> **EXERCISE DESCRIPTION**
Wherever the string "color" occurs in a line of these records, report that line.

> **DATASET ENTRIES**
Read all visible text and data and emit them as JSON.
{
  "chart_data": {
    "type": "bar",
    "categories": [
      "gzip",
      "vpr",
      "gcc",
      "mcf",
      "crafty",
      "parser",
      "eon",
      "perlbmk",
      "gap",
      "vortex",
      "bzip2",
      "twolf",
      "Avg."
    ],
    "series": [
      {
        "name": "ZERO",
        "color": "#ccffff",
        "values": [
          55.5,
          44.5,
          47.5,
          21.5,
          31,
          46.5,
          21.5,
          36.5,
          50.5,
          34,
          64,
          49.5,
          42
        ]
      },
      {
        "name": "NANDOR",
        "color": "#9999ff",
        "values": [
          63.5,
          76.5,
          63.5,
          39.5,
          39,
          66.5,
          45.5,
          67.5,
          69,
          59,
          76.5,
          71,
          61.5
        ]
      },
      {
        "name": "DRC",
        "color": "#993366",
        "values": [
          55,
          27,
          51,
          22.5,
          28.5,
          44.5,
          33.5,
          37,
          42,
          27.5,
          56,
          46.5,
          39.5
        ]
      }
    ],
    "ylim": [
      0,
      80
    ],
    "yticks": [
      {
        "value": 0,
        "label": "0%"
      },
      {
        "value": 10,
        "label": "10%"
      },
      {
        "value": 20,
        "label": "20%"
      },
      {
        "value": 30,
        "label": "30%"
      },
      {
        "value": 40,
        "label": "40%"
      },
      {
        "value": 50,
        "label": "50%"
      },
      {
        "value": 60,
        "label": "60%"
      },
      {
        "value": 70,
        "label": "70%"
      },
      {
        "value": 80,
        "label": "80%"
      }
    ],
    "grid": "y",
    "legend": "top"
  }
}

> **EXPECTED ANSWER**
        "color": "#ccffff",
        "color": "#9999ff",
        "color": "#993366",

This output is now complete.